── Textauszug

GPS-Reifegrad
ZAHLEN | DATEN | FAKTEN
Inhalt
Der GPS-Reifegrad bewertet das Lean-Niveau eines Unternehmens. Das dargestellte 5-stufige Reifegradmodell ermöglicht dem Leser eine einfache Positionsbestimmung des Lean-Niveaus von Unternehmen im Vergleich zum aktuellen Stand in deutschen Industrieunternehmen.
Das ifaa-Faktenblatt stellt die Grundlagen, das GPS-Reifegradmodell, die aktuelle Situation, aktuelle Handlungsfelder, Schwierigkeiten und Aspekte der Wirtschaftlichkeit dar und gibt einen Ausblick.
Grundlagen
Ein ganzheitliches Produktionssystem (GPS) beschreibt ein umfassendes, aufeinander abgestimmtes System von Prinzipien, Grundsätzen, Verhaltensregeln, Methoden und Werkzeugen zur Gestaltung und Optimierung von Prozessen und Organisation eines Unternehmens. Das bekannteste GPS ist das Toyota Produktionssystem. Im Rahmen einer Studie des MIT wurde dies unter dem Begriff »Lean Production« beschrieben, weshalb die Begriffe »Lean Production« oder »Lean Management« häufig synonym für GPS genutzt werden (ifaa 2002, S. 14 ff., ifaa 2008, S. 12 ff.). Ein GPS mit klar definierten und verschwendungsfreien Prozessen ist auch Voraussetzung für die erfolgreiche Nutzung der Digitalisierung im Unternehmen.
Der Begriff Reifegrad beschreibt, inwieweit eine Organisation bestimmte Handlungs-, Führungs- oder Managementmodelle umgesetzt hat oder welche Fähigkeiten sie bspw. bei der Nutzung ausgewählter Methoden erreicht hat.
Reifegrademodelle können auf unterschiedliche Managementbereiche (z. B. Projektmanagement, Risikomanagement), einzelne Unternehmensfähigkeiten (z. B. Führungskultur, 5S, TPM), Unternehmensbereiche (z. B. Service) oder zur ganzheitlichen Unternehmensbewertung (z. B. GPS) eingesetzt werden.

────
── Bereitgestellte Daten

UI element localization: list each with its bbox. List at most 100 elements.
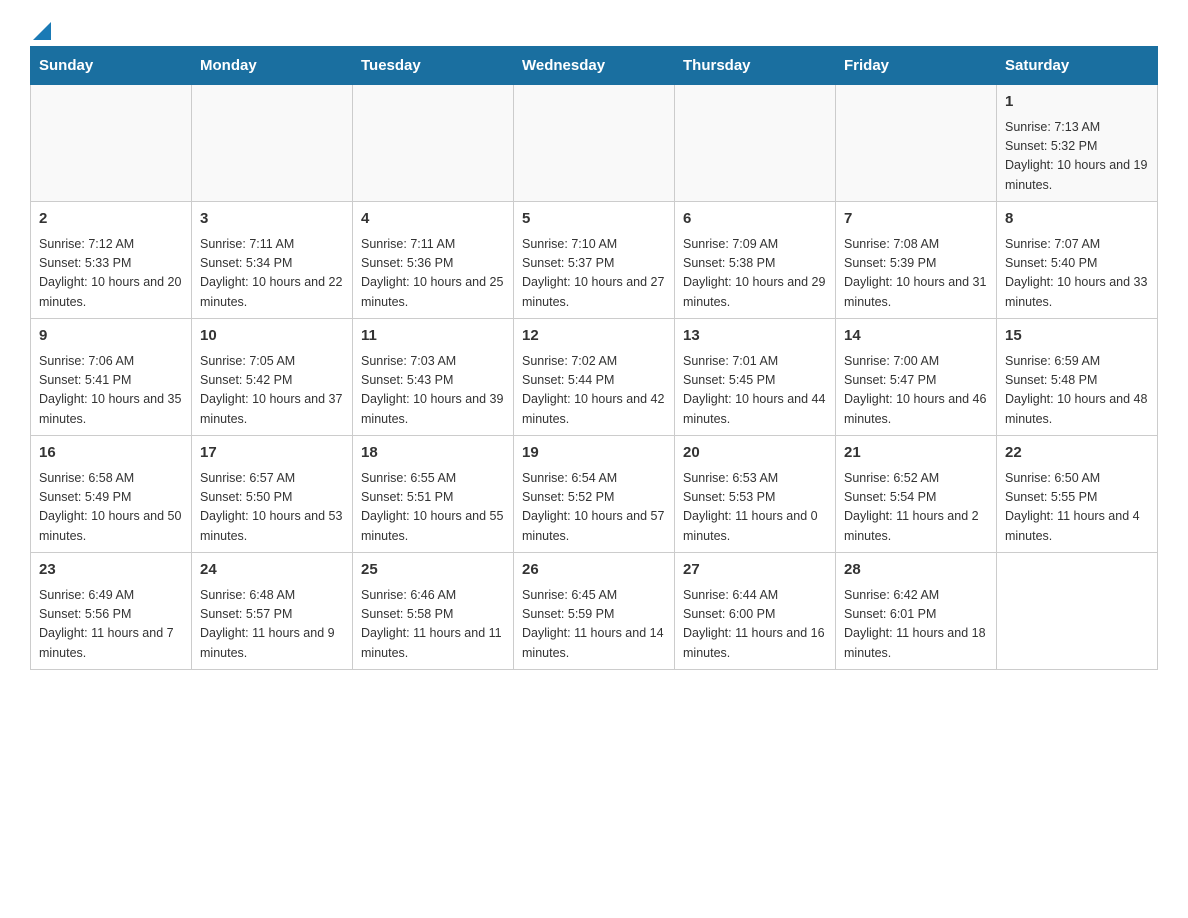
- calendar-cell: [836, 85, 997, 202]
- day-info: Sunrise: 7:11 AM Sunset: 5:34 PM Dayligh…: [200, 235, 344, 313]
- day-number: 13: [683, 325, 827, 348]
- logo-triangle-icon: [33, 22, 51, 40]
- day-info: Sunrise: 7:13 AM Sunset: 5:32 PM Dayligh…: [1005, 118, 1149, 196]
- calendar-cell: 13 Sunrise: 7:01 AM Sunset: 5:45 PM Dayli…: [675, 319, 836, 436]
- day-number: 20: [683, 442, 827, 465]
- calendar-cell: 5 Sunrise: 7:10 AM Sunset: 5:37 PM Daylig…: [514, 202, 675, 319]
- day-info: Sunrise: 6:49 AM Sunset: 5:56 PM Dayligh…: [39, 586, 183, 664]
- day-info: Sunrise: 7:06 AM Sunset: 5:41 PM Dayligh…: [39, 352, 183, 430]
- calendar-cell: [514, 85, 675, 202]
- day-number: 25: [361, 559, 505, 582]
- day-number: 14: [844, 325, 988, 348]
- day-info: Sunrise: 6:59 AM Sunset: 5:48 PM Dayligh…: [1005, 352, 1149, 430]
- page-header: [30, 20, 1158, 36]
- calendar-cell: 14 Sunrise: 7:00 AM Sunset: 5:47 PM Dayli…: [836, 319, 997, 436]
- calendar-cell: 16 Sunrise: 6:58 AM Sunset: 5:49 PM Dayli…: [31, 436, 192, 553]
- day-info: Sunrise: 7:10 AM Sunset: 5:37 PM Dayligh…: [522, 235, 666, 313]
- day-number: 15: [1005, 325, 1149, 348]
- calendar-body: 1 Sunrise: 7:13 AM Sunset: 5:32 PM Daylig…: [31, 85, 1158, 670]
- calendar-cell: 11Sunrise: 7:03 AM Sunset: 5:43 PM Dayli…: [353, 319, 514, 436]
- calendar-cell: 18Sunrise: 6:55 AM Sunset: 5:51 PM Dayli…: [353, 436, 514, 553]
- calendar-cell: [997, 553, 1158, 670]
- day-info: Sunrise: 6:58 AM Sunset: 5:49 PM Dayligh…: [39, 469, 183, 547]
- day-number: 26: [522, 559, 666, 582]
- day-info: Sunrise: 7:01 AM Sunset: 5:45 PM Dayligh…: [683, 352, 827, 430]
- calendar-cell: 19 Sunrise: 6:54 AM Sunset: 5:52 PM Dayli…: [514, 436, 675, 553]
- calendar-header: SundayMondayTuesdayWednesdayThursdayFrid…: [31, 47, 1158, 85]
- day-info: Sunrise: 6:44 AM Sunset: 6:00 PM Dayligh…: [683, 586, 827, 664]
- day-info: Sunrise: 7:00 AM Sunset: 5:47 PM Dayligh…: [844, 352, 988, 430]
- day-info: Sunrise: 6:54 AM Sunset: 5:52 PM Dayligh…: [522, 469, 666, 547]
- calendar-table: SundayMondayTuesdayWednesdayThursdayFrid…: [30, 46, 1158, 670]
- day-info: Sunrise: 7:05 AM Sunset: 5:42 PM Dayligh…: [200, 352, 344, 430]
- logo: [30, 20, 51, 36]
- calendar-cell: 15 Sunrise: 6:59 AM Sunset: 5:48 PM Dayli…: [997, 319, 1158, 436]
- calendar-cell: 8Sunrise: 7:07 AM Sunset: 5:40 PM Daylig…: [997, 202, 1158, 319]
- calendar-cell: 17 Sunrise: 6:57 AM Sunset: 5:50 PM Dayli…: [192, 436, 353, 553]
- calendar-cell: 10 Sunrise: 7:05 AM Sunset: 5:42 PM Dayli…: [192, 319, 353, 436]
- calendar-cell: 22 Sunrise: 6:50 AM Sunset: 5:55 PM Dayli…: [997, 436, 1158, 553]
- calendar-cell: 27 Sunrise: 6:44 AM Sunset: 6:00 PM Dayli…: [675, 553, 836, 670]
- day-number: 22: [1005, 442, 1149, 465]
- day-number: 4: [361, 208, 505, 231]
- day-number: 5: [522, 208, 666, 231]
- calendar-cell: 2 Sunrise: 7:12 AM Sunset: 5:33 PM Daylig…: [31, 202, 192, 319]
- calendar-cell: 9 Sunrise: 7:06 AM Sunset: 5:41 PM Daylig…: [31, 319, 192, 436]
- day-info: Sunrise: 6:50 AM Sunset: 5:55 PM Dayligh…: [1005, 469, 1149, 547]
- calendar-cell: 3Sunrise: 7:11 AM Sunset: 5:34 PM Daylig…: [192, 202, 353, 319]
- calendar-week-1: 1 Sunrise: 7:13 AM Sunset: 5:32 PM Daylig…: [31, 85, 1158, 202]
- calendar-cell: [31, 85, 192, 202]
- calendar-cell: 12 Sunrise: 7:02 AM Sunset: 5:44 PM Dayli…: [514, 319, 675, 436]
- calendar-cell: 7 Sunrise: 7:08 AM Sunset: 5:39 PM Daylig…: [836, 202, 997, 319]
- day-header-tuesday: Tuesday: [353, 47, 514, 85]
- day-number: 12: [522, 325, 666, 348]
- calendar-cell: 20 Sunrise: 6:53 AM Sunset: 5:53 PM Dayli…: [675, 436, 836, 553]
- day-info: Sunrise: 7:11 AM Sunset: 5:36 PM Dayligh…: [361, 235, 505, 313]
- day-number: 17: [200, 442, 344, 465]
- day-info: Sunrise: 7:03 AM Sunset: 5:43 PM Dayligh…: [361, 352, 505, 430]
- day-info: Sunrise: 6:52 AM Sunset: 5:54 PM Dayligh…: [844, 469, 988, 547]
- calendar-cell: 21Sunrise: 6:52 AM Sunset: 5:54 PM Dayli…: [836, 436, 997, 553]
- calendar-week-3: 9 Sunrise: 7:06 AM Sunset: 5:41 PM Daylig…: [31, 319, 1158, 436]
- day-number: 24: [200, 559, 344, 582]
- day-info: Sunrise: 6:57 AM Sunset: 5:50 PM Dayligh…: [200, 469, 344, 547]
- calendar-week-2: 2 Sunrise: 7:12 AM Sunset: 5:33 PM Daylig…: [31, 202, 1158, 319]
- day-number: 28: [844, 559, 988, 582]
- calendar-cell: [353, 85, 514, 202]
- day-info: Sunrise: 7:09 AM Sunset: 5:38 PM Dayligh…: [683, 235, 827, 313]
- calendar-week-5: 23 Sunrise: 6:49 AM Sunset: 5:56 PM Dayli…: [31, 553, 1158, 670]
- days-of-week-row: SundayMondayTuesdayWednesdayThursdayFrid…: [31, 47, 1158, 85]
- calendar-cell: 1 Sunrise: 7:13 AM Sunset: 5:32 PM Daylig…: [997, 85, 1158, 202]
- day-number: 23: [39, 559, 183, 582]
- day-number: 6: [683, 208, 827, 231]
- calendar-cell: 25 Sunrise: 6:46 AM Sunset: 5:58 PM Dayli…: [353, 553, 514, 670]
- day-number: 27: [683, 559, 827, 582]
- calendar-cell: 28 Sunrise: 6:42 AM Sunset: 6:01 PM Dayli…: [836, 553, 997, 670]
- day-header-friday: Friday: [836, 47, 997, 85]
- calendar-cell: [192, 85, 353, 202]
- day-header-sunday: Sunday: [31, 47, 192, 85]
- day-number: 9: [39, 325, 183, 348]
- day-number: 16: [39, 442, 183, 465]
- day-number: 10: [200, 325, 344, 348]
- day-info: Sunrise: 6:46 AM Sunset: 5:58 PM Dayligh…: [361, 586, 505, 664]
- day-info: Sunrise: 7:07 AM Sunset: 5:40 PM Dayligh…: [1005, 235, 1149, 313]
- day-info: Sunrise: 6:45 AM Sunset: 5:59 PM Dayligh…: [522, 586, 666, 664]
- calendar-cell: 26 Sunrise: 6:45 AM Sunset: 5:59 PM Dayli…: [514, 553, 675, 670]
- day-info: Sunrise: 6:42 AM Sunset: 6:01 PM Dayligh…: [844, 586, 988, 664]
- day-number: 1: [1005, 91, 1149, 114]
- calendar-cell: 4 Sunrise: 7:11 AM Sunset: 5:36 PM Daylig…: [353, 202, 514, 319]
- day-header-wednesday: Wednesday: [514, 47, 675, 85]
- day-number: 2: [39, 208, 183, 231]
- day-info: Sunrise: 6:53 AM Sunset: 5:53 PM Dayligh…: [683, 469, 827, 547]
- calendar-cell: 6 Sunrise: 7:09 AM Sunset: 5:38 PM Daylig…: [675, 202, 836, 319]
- calendar-week-4: 16 Sunrise: 6:58 AM Sunset: 5:49 PM Dayli…: [31, 436, 1158, 553]
- day-info: Sunrise: 7:08 AM Sunset: 5:39 PM Dayligh…: [844, 235, 988, 313]
- day-number: 19: [522, 442, 666, 465]
- day-info: Sunrise: 7:02 AM Sunset: 5:44 PM Dayligh…: [522, 352, 666, 430]
- calendar-cell: [675, 85, 836, 202]
- day-number: 7: [844, 208, 988, 231]
- day-header-saturday: Saturday: [997, 47, 1158, 85]
- day-info: Sunrise: 7:12 AM Sunset: 5:33 PM Dayligh…: [39, 235, 183, 313]
- day-header-thursday: Thursday: [675, 47, 836, 85]
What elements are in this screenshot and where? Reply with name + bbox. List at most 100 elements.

────

## Ihre Aufgaben
1. Übernehmen Sie aus dem Textauszug wortgetreu die Passage von „Reifegrademodelle können auf“ bis einschließlich „GPS) eingesetzt werden.“.
2. Welches ganzheitliche Produktionssystem bezeichnet der Textauszug als das bekannteste?
Stützen Sie sich ausschließlich auf den Textauszug.

## Lösungen im Überblick
1.
Reifegrademodelle können auf unterschiedliche Managementbereiche (z. B. Projektmanagement, Risikomanagement), einzelne Unternehmensfähigkeiten (z. B. Führungskultur, 5S, TPM), Unternehmensbereiche (z. B. Service) oder zur ganzheitlichen Unternehmensbewertung (z. B. GPS) eingesetzt werden.

2. Das Toyota Produktionssystem.